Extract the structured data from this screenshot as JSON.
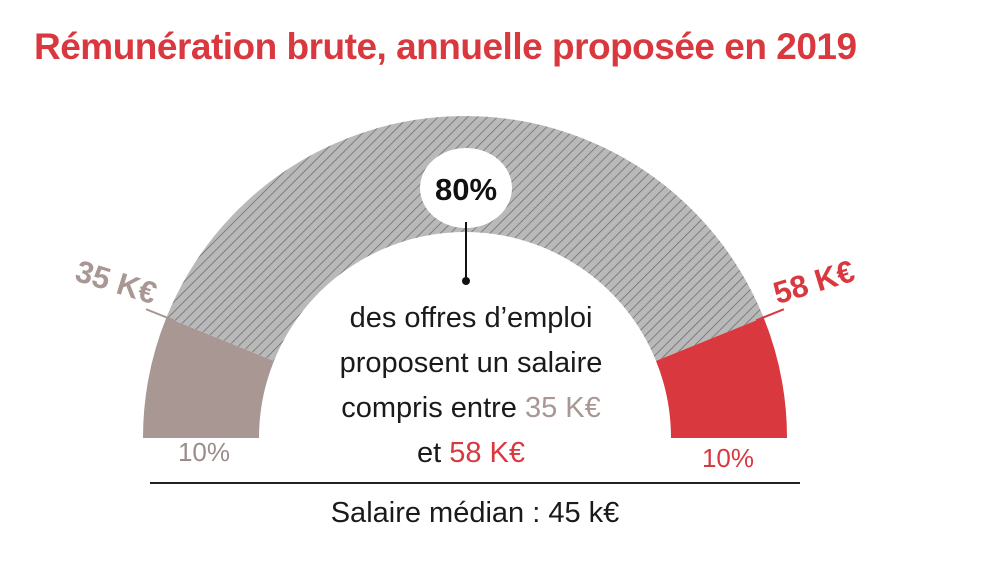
{
  "chart_data": {
    "type": "gauge",
    "title": "Rémunération brute, annuelle proposée en 2019",
    "segments": [
      {
        "label": "10%",
        "share": 10,
        "color": "#a89793"
      },
      {
        "label": "80%",
        "share": 80,
        "color": "#a8a8a8"
      },
      {
        "label": "10%",
        "share": 10,
        "color": "#d9383f"
      }
    ],
    "thresholds": [
      {
        "label": "35 K€",
        "value_keur": 35,
        "color": "#a89793"
      },
      {
        "label": "58 K€",
        "value_keur": 58,
        "color": "#d9383f"
      }
    ],
    "central_label": "80%",
    "description": {
      "line1": "des offres d’emploi",
      "line2": "proposent un salaire",
      "line3_prefix": "compris entre ",
      "line3_value": "35 K€",
      "line4_prefix": "et ",
      "line4_value": "58 K€"
    },
    "median_label": "Salaire médian : 45 k€"
  }
}
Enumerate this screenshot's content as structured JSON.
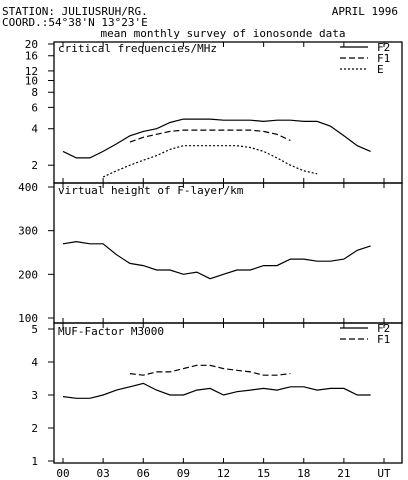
{
  "header": {
    "station": "STATION: JULIUSRUH/RG.",
    "date": "APRIL 1996",
    "coord": "COORD.:54°38'N 13°23'E",
    "subtitle": "mean monthly survey of ionosonde data"
  },
  "x_axis": {
    "tick_labels": [
      "00",
      "03",
      "06",
      "09",
      "12",
      "15",
      "18",
      "21",
      "UT"
    ],
    "range_hours": [
      0,
      24
    ],
    "tick_hours": [
      0,
      3,
      6,
      9,
      12,
      15,
      18,
      21,
      24
    ]
  },
  "chart_data": [
    {
      "type": "line",
      "title": "critical frequencies/MHz",
      "y_scale": "log",
      "ylim": [
        1.4,
        20
      ],
      "y_tick_labels": [
        "2",
        "4",
        "6",
        "8",
        "10",
        "12",
        "16",
        "20"
      ],
      "y_ticks": [
        2,
        4,
        6,
        8,
        10,
        12,
        16,
        20
      ],
      "legend_position": "top-right",
      "series": [
        {
          "name": "F2",
          "style": "solid",
          "x": [
            0,
            1,
            2,
            3,
            4,
            5,
            6,
            7,
            8,
            9,
            10,
            11,
            12,
            13,
            14,
            15,
            16,
            17,
            18,
            19,
            20,
            21,
            22,
            23
          ],
          "values": [
            2.6,
            2.3,
            2.3,
            2.6,
            3.0,
            3.5,
            3.8,
            4.0,
            4.5,
            4.8,
            4.8,
            4.8,
            4.7,
            4.7,
            4.7,
            4.6,
            4.7,
            4.7,
            4.6,
            4.6,
            4.2,
            3.5,
            2.9,
            2.6
          ]
        },
        {
          "name": "F1",
          "style": "dashed",
          "x": [
            5,
            6,
            7,
            8,
            9,
            10,
            11,
            12,
            13,
            14,
            15,
            16,
            17
          ],
          "values": [
            3.1,
            3.4,
            3.6,
            3.8,
            3.9,
            3.9,
            3.9,
            3.9,
            3.9,
            3.9,
            3.8,
            3.6,
            3.2
          ]
        },
        {
          "name": "E",
          "style": "dotted",
          "x": [
            3,
            4,
            5,
            6,
            7,
            8,
            9,
            10,
            11,
            12,
            13,
            14,
            15,
            16,
            17,
            18,
            19
          ],
          "values": [
            1.6,
            1.8,
            2.0,
            2.2,
            2.4,
            2.7,
            2.9,
            2.9,
            2.9,
            2.9,
            2.9,
            2.8,
            2.6,
            2.3,
            2.0,
            1.8,
            1.7
          ]
        }
      ]
    },
    {
      "type": "line",
      "title": "virtual height of F-layer/km",
      "ylim": [
        100,
        400
      ],
      "y_tick_labels": [
        "100",
        "200",
        "300",
        "400"
      ],
      "y_ticks": [
        100,
        200,
        300,
        400
      ],
      "series": [
        {
          "style": "solid",
          "x": [
            0,
            1,
            2,
            3,
            4,
            5,
            6,
            7,
            8,
            9,
            10,
            11,
            12,
            13,
            14,
            15,
            16,
            17,
            18,
            19,
            20,
            21,
            22,
            23
          ],
          "values": [
            270,
            275,
            270,
            270,
            245,
            225,
            220,
            210,
            210,
            200,
            205,
            190,
            200,
            210,
            210,
            220,
            220,
            235,
            235,
            230,
            230,
            235,
            255,
            265
          ]
        }
      ]
    },
    {
      "type": "line",
      "title": "MUF-Factor M3000",
      "ylim": [
        1,
        5
      ],
      "y_tick_labels": [
        "1",
        "2",
        "3",
        "4",
        "5"
      ],
      "y_ticks": [
        1,
        2,
        3,
        4,
        5
      ],
      "legend_position": "top-right",
      "series": [
        {
          "name": "F2",
          "style": "solid",
          "x": [
            0,
            1,
            2,
            3,
            4,
            5,
            6,
            7,
            8,
            9,
            10,
            11,
            12,
            13,
            14,
            15,
            16,
            17,
            18,
            19,
            20,
            21,
            22,
            23
          ],
          "values": [
            2.95,
            2.9,
            2.9,
            3.0,
            3.15,
            3.25,
            3.35,
            3.15,
            3.0,
            3.0,
            3.15,
            3.2,
            3.0,
            3.1,
            3.15,
            3.2,
            3.15,
            3.25,
            3.25,
            3.15,
            3.2,
            3.2,
            3.0,
            3.0
          ]
        },
        {
          "name": "F1",
          "style": "dashed",
          "x": [
            5,
            6,
            7,
            8,
            9,
            10,
            11,
            12,
            13,
            14,
            15,
            16,
            17
          ],
          "values": [
            3.65,
            3.6,
            3.7,
            3.7,
            3.8,
            3.9,
            3.9,
            3.8,
            3.75,
            3.7,
            3.6,
            3.6,
            3.65
          ]
        }
      ]
    }
  ]
}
#####
* _Given problem_:
Your copy of the data above should match it exactly, except that pictures are left out.

* _Full response_:
Extract the structured data from this screenshot as JSON.
{
  "chart_data": {
    "type": "gauge",
    "title": "Rémunération brute, annuelle proposée en 2019",
    "segments": [
      {
        "label": "10%",
        "share": 10,
        "color": "#a89793"
      },
      {
        "label": "80%",
        "share": 80,
        "color": "#a8a8a8"
      },
      {
        "label": "10%",
        "share": 10,
        "color": "#d9383f"
      }
    ],
    "thresholds": [
      {
        "label": "35 K€",
        "value_keur": 35,
        "color": "#a89793"
      },
      {
        "label": "58 K€",
        "value_keur": 58,
        "color": "#d9383f"
      }
    ],
    "central_label": "80%",
    "description": {
      "line1": "des offres d’emploi",
      "line2": "proposent un salaire",
      "line3_prefix": "compris entre ",
      "line3_value": "35 K€",
      "line4_prefix": "et ",
      "line4_value": "58 K€"
    },
    "median_label": "Salaire médian : 45 k€"
  }
}
Enumerate this screenshot's content as structured JSON.
{
  "header": {
    "station": "STATION: JULIUSRUH/RG.",
    "date": "APRIL 1996",
    "coord": "COORD.:54°38'N 13°23'E",
    "subtitle": "mean monthly survey of ionosonde data"
  },
  "x_axis": {
    "tick_labels": [
      "00",
      "03",
      "06",
      "09",
      "12",
      "15",
      "18",
      "21",
      "UT"
    ],
    "range_hours": [
      0,
      24
    ],
    "tick_hours": [
      0,
      3,
      6,
      9,
      12,
      15,
      18,
      21,
      24
    ]
  },
  "chart_data": [
    {
      "type": "line",
      "title": "critical frequencies/MHz",
      "y_scale": "log",
      "ylim": [
        1.4,
        20
      ],
      "y_tick_labels": [
        "2",
        "4",
        "6",
        "8",
        "10",
        "12",
        "16",
        "20"
      ],
      "y_ticks": [
        2,
        4,
        6,
        8,
        10,
        12,
        16,
        20
      ],
      "legend_position": "top-right",
      "series": [
        {
          "name": "F2",
          "style": "solid",
          "x": [
            0,
            1,
            2,
            3,
            4,
            5,
            6,
            7,
            8,
            9,
            10,
            11,
            12,
            13,
            14,
            15,
            16,
            17,
            18,
            19,
            20,
            21,
            22,
            23
          ],
          "values": [
            2.6,
            2.3,
            2.3,
            2.6,
            3.0,
            3.5,
            3.8,
            4.0,
            4.5,
            4.8,
            4.8,
            4.8,
            4.7,
            4.7,
            4.7,
            4.6,
            4.7,
            4.7,
            4.6,
            4.6,
            4.2,
            3.5,
            2.9,
            2.6
          ]
        },
        {
          "name": "F1",
          "style": "dashed",
          "x": [
            5,
            6,
            7,
            8,
            9,
            10,
            11,
            12,
            13,
            14,
            15,
            16,
            17
          ],
          "values": [
            3.1,
            3.4,
            3.6,
            3.8,
            3.9,
            3.9,
            3.9,
            3.9,
            3.9,
            3.9,
            3.8,
            3.6,
            3.2
          ]
        },
        {
          "name": "E",
          "style": "dotted",
          "x": [
            3,
            4,
            5,
            6,
            7,
            8,
            9,
            10,
            11,
            12,
            13,
            14,
            15,
            16,
            17,
            18,
            19
          ],
          "values": [
            1.6,
            1.8,
            2.0,
            2.2,
            2.4,
            2.7,
            2.9,
            2.9,
            2.9,
            2.9,
            2.9,
            2.8,
            2.6,
            2.3,
            2.0,
            1.8,
            1.7
          ]
        }
      ]
    },
    {
      "type": "line",
      "title": "virtual height of F-layer/km",
      "ylim": [
        100,
        400
      ],
      "y_tick_labels": [
        "100",
        "200",
        "300",
        "400"
      ],
      "y_ticks": [
        100,
        200,
        300,
        400
      ],
      "series": [
        {
          "style": "solid",
          "x": [
            0,
            1,
            2,
            3,
            4,
            5,
            6,
            7,
            8,
            9,
            10,
            11,
            12,
            13,
            14,
            15,
            16,
            17,
            18,
            19,
            20,
            21,
            22,
            23
          ],
          "values": [
            270,
            275,
            270,
            270,
            245,
            225,
            220,
            210,
            210,
            200,
            205,
            190,
            200,
            210,
            210,
            220,
            220,
            235,
            235,
            230,
            230,
            235,
            255,
            265
          ]
        }
      ]
    },
    {
      "type": "line",
      "title": "MUF-Factor M3000",
      "ylim": [
        1,
        5
      ],
      "y_tick_labels": [
        "1",
        "2",
        "3",
        "4",
        "5"
      ],
      "y_ticks": [
        1,
        2,
        3,
        4,
        5
      ],
      "legend_position": "top-right",
      "series": [
        {
          "name": "F2",
          "style": "solid",
          "x": [
            0,
            1,
            2,
            3,
            4,
            5,
            6,
            7,
            8,
            9,
            10,
            11,
            12,
            13,
            14,
            15,
            16,
            17,
            18,
            19,
            20,
            21,
            22,
            23
          ],
          "values": [
            2.95,
            2.9,
            2.9,
            3.0,
            3.15,
            3.25,
            3.35,
            3.15,
            3.0,
            3.0,
            3.15,
            3.2,
            3.0,
            3.1,
            3.15,
            3.2,
            3.15,
            3.25,
            3.25,
            3.15,
            3.2,
            3.2,
            3.0,
            3.0
          ]
        },
        {
          "name": "F1",
          "style": "dashed",
          "x": [
            5,
            6,
            7,
            8,
            9,
            10,
            11,
            12,
            13,
            14,
            15,
            16,
            17
          ],
          "values": [
            3.65,
            3.6,
            3.7,
            3.7,
            3.8,
            3.9,
            3.9,
            3.8,
            3.75,
            3.7,
            3.6,
            3.6,
            3.65
          ]
        }
      ]
    }
  ]
}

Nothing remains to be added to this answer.